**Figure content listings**
• • • • • • •
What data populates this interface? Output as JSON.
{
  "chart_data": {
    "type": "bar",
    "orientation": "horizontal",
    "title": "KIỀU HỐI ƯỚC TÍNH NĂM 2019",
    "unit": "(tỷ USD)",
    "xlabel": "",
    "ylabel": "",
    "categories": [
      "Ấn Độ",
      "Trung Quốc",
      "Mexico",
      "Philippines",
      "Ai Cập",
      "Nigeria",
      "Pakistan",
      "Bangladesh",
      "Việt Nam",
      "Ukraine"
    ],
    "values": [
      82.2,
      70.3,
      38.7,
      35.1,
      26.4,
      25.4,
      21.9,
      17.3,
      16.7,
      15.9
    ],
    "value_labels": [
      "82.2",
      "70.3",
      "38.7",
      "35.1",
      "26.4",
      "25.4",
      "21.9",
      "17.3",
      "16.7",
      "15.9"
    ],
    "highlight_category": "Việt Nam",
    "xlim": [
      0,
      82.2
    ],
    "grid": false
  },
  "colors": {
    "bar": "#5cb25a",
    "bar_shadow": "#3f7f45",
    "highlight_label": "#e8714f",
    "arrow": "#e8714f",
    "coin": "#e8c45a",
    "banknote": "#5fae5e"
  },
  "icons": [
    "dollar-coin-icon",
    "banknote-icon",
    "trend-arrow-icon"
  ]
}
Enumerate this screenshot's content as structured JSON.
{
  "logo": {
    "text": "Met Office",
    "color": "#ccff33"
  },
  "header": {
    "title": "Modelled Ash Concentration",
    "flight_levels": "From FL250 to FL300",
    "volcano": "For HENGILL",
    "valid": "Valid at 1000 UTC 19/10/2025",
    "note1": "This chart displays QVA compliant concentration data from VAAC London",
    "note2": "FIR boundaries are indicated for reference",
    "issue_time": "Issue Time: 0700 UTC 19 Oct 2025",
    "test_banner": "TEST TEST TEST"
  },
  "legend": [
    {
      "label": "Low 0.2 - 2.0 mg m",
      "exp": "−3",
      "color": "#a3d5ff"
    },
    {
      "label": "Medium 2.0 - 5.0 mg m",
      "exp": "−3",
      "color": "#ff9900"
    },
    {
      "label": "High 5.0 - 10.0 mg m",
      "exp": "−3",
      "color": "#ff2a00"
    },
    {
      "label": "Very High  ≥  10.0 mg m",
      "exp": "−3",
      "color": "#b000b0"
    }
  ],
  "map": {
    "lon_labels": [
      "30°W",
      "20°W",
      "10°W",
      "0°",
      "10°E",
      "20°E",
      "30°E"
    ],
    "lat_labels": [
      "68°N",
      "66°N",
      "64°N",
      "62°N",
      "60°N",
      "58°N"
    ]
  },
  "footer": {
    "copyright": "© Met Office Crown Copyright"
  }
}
• • • • • • •
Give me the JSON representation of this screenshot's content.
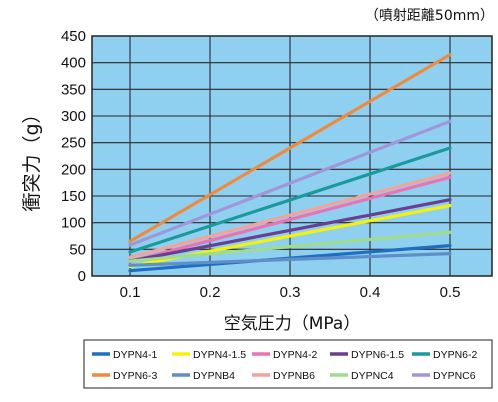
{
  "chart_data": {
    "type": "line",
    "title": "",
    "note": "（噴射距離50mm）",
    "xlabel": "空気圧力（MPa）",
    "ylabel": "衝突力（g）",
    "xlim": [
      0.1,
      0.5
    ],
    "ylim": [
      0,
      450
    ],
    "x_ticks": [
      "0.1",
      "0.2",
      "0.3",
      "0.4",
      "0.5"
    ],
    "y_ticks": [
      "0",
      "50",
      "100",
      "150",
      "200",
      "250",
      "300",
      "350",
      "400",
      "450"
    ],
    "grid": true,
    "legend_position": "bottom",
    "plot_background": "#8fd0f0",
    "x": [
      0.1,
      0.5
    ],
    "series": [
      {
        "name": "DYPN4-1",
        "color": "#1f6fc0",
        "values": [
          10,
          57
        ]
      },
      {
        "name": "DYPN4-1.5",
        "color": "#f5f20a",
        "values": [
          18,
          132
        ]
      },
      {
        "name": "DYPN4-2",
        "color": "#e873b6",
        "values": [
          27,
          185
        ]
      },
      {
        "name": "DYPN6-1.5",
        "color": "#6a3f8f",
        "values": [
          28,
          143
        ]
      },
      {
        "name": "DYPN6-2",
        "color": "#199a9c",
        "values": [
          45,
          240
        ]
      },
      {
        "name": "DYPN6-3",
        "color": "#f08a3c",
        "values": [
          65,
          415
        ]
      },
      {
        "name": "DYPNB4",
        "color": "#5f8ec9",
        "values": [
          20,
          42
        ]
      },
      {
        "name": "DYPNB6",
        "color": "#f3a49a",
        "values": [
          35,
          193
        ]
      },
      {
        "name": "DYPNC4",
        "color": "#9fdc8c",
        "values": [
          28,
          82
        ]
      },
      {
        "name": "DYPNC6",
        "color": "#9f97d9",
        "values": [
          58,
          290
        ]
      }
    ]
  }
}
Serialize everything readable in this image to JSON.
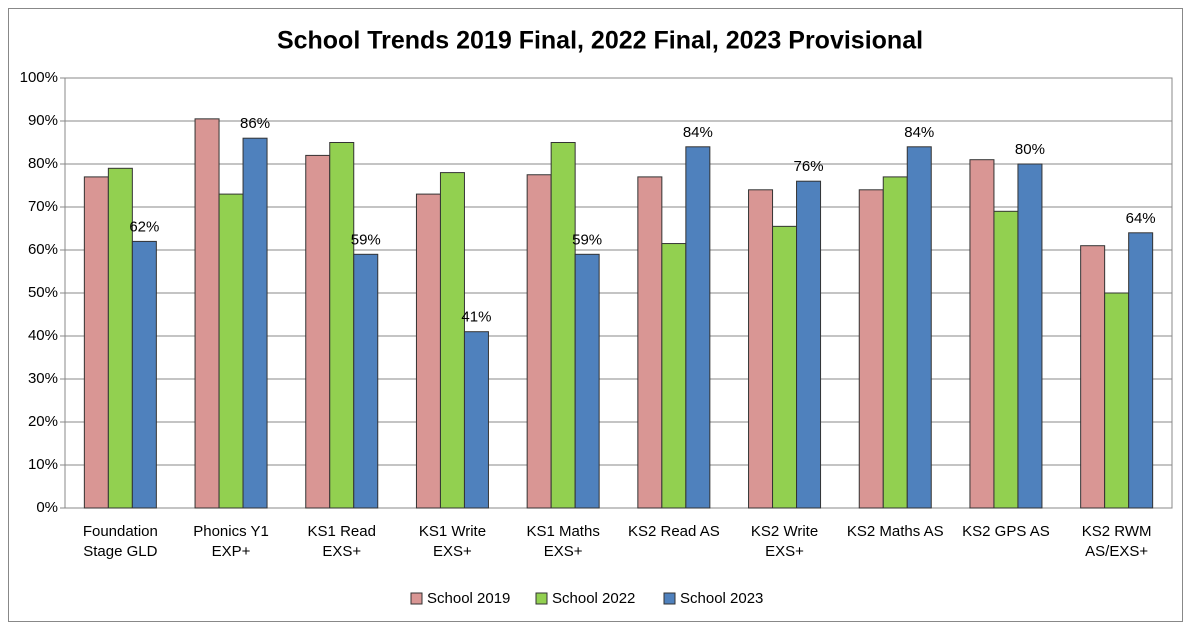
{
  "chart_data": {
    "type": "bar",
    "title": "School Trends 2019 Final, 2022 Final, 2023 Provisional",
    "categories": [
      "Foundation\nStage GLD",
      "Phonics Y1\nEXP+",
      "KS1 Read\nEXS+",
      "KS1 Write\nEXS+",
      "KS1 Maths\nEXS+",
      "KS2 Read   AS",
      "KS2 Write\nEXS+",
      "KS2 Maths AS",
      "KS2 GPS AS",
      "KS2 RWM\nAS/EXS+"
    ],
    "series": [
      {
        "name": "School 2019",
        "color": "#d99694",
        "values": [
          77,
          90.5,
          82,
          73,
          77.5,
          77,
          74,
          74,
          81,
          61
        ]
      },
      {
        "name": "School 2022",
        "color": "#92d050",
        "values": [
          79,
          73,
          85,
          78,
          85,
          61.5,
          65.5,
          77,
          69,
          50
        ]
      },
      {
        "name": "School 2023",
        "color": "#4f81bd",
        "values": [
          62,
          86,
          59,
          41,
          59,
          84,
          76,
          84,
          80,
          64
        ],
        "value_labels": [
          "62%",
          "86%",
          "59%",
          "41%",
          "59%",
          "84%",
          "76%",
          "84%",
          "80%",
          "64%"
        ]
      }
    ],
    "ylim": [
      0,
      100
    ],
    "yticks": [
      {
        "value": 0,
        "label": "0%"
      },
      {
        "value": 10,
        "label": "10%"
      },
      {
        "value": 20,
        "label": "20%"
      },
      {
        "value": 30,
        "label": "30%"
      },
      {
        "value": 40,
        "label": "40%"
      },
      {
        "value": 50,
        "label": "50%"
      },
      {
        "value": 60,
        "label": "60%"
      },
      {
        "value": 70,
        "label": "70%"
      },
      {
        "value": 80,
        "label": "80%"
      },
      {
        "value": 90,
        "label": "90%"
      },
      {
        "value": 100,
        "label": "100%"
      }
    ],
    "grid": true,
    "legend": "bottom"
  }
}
• • • • • • •
**Work to be completed**
Collect each line of the entries that has the word "School", copying it in full.

**Exercise answer**
    "title": "School Trends 2019 Final, 2022 Final, 2023 Provisional",
        "name": "School 2019",
        "name": "School 2022",
        "name": "School 2023",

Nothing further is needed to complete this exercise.